_Task objective_. Drop the images; return everything else in the listing below exactly.

[Some records]
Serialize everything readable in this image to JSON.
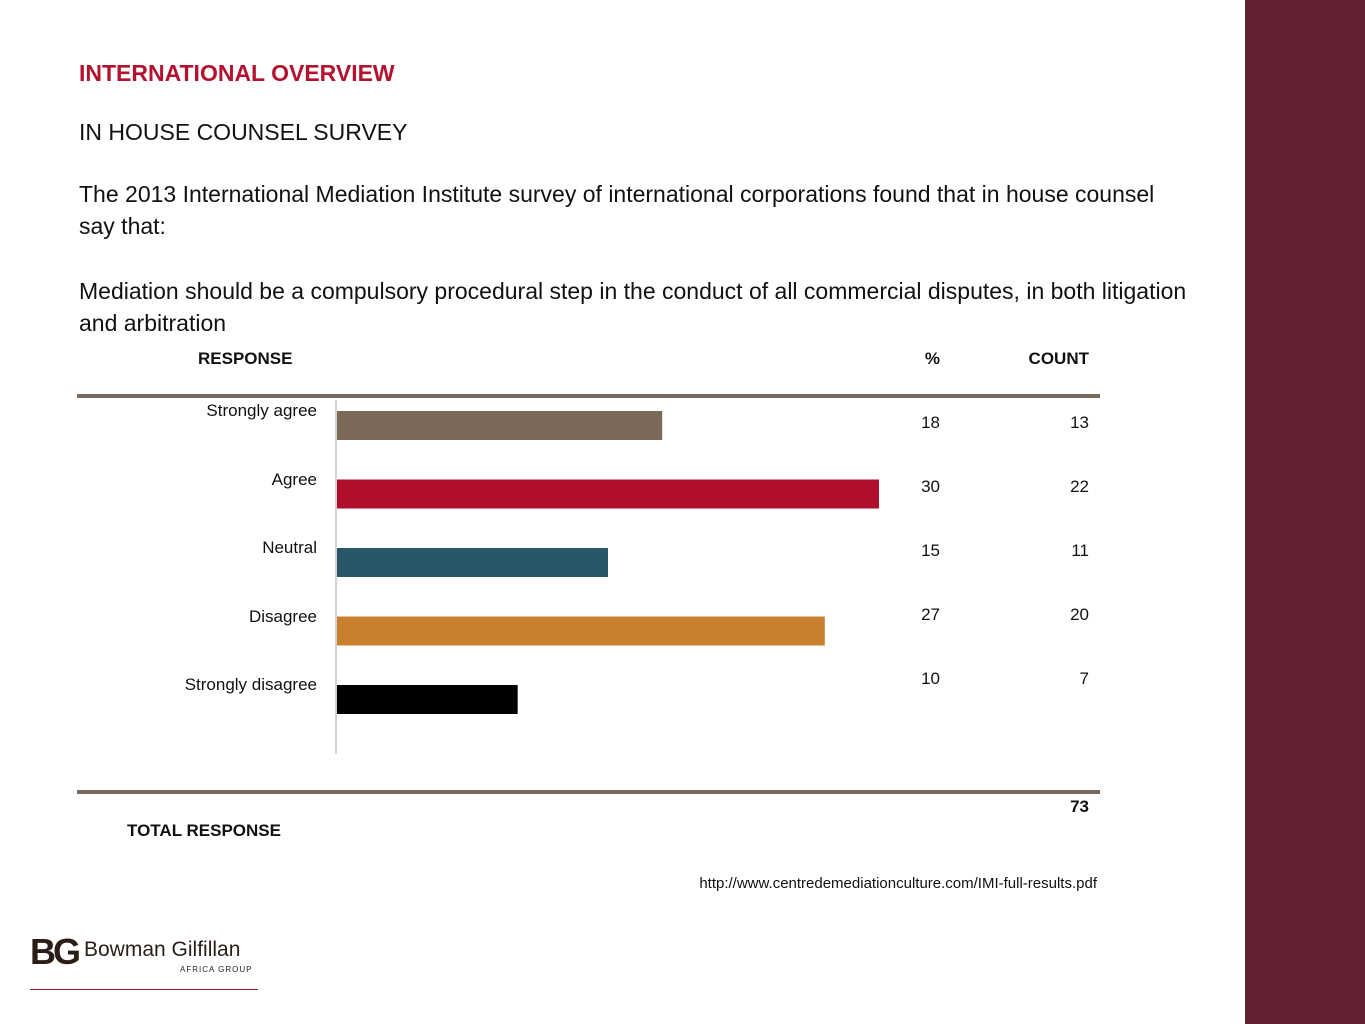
{
  "slide": {
    "kicker": "INTERNATIONAL OVERVIEW",
    "subtitle": "IN HOUSE COUNSEL SURVEY",
    "intro": "The 2013 International Mediation Institute survey of international corporations found that in house counsel say that:",
    "statement": "Mediation should be a compulsory procedural step in the conduct of all commercial disputes, in both litigation and arbitration",
    "source_url": "http://www.centredemediationculture.com/IMI-full-results.pdf",
    "accent_color": "#b3132f",
    "side_band_color": "#622232"
  },
  "table": {
    "header_response": "RESPONSE",
    "header_pct": "%",
    "header_count": "COUNT",
    "total_label": "TOTAL RESPONSE",
    "total_value": "73"
  },
  "chart_data": {
    "type": "bar",
    "orientation": "horizontal",
    "categories": [
      "Strongly agree",
      "Agree",
      "Neutral",
      "Disagree",
      "Strongly disagree"
    ],
    "values": [
      18,
      30,
      15,
      27,
      10
    ],
    "counts": [
      13,
      22,
      11,
      20,
      7
    ],
    "colors": [
      "#7b6a5a",
      "#b0102c",
      "#285868",
      "#c8802e",
      "#000000"
    ],
    "xlim": [
      0,
      30
    ],
    "grid": false
  },
  "logo": {
    "monogram": "BG",
    "name": "Bowman Gilfillan",
    "sub": "AFRICA GROUP"
  }
}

_Task answer_.
Serialize everything readable in this image to JSON.
{
  "slide": {
    "kicker": "INTERNATIONAL OVERVIEW",
    "subtitle": "IN HOUSE COUNSEL SURVEY",
    "intro": "The 2013 International Mediation Institute survey of international corporations found that in house counsel say that:",
    "statement": "Mediation should be a compulsory procedural step in the conduct of all commercial disputes, in both litigation and arbitration",
    "source_url": "http://www.centredemediationculture.com/IMI-full-results.pdf",
    "accent_color": "#b3132f",
    "side_band_color": "#622232"
  },
  "table": {
    "header_response": "RESPONSE",
    "header_pct": "%",
    "header_count": "COUNT",
    "total_label": "TOTAL RESPONSE",
    "total_value": "73"
  },
  "chart_data": {
    "type": "bar",
    "orientation": "horizontal",
    "categories": [
      "Strongly agree",
      "Agree",
      "Neutral",
      "Disagree",
      "Strongly disagree"
    ],
    "values": [
      18,
      30,
      15,
      27,
      10
    ],
    "counts": [
      13,
      22,
      11,
      20,
      7
    ],
    "colors": [
      "#7b6a5a",
      "#b0102c",
      "#285868",
      "#c8802e",
      "#000000"
    ],
    "xlim": [
      0,
      30
    ],
    "grid": false
  },
  "logo": {
    "monogram": "BG",
    "name": "Bowman Gilfillan",
    "sub": "AFRICA GROUP"
  }
}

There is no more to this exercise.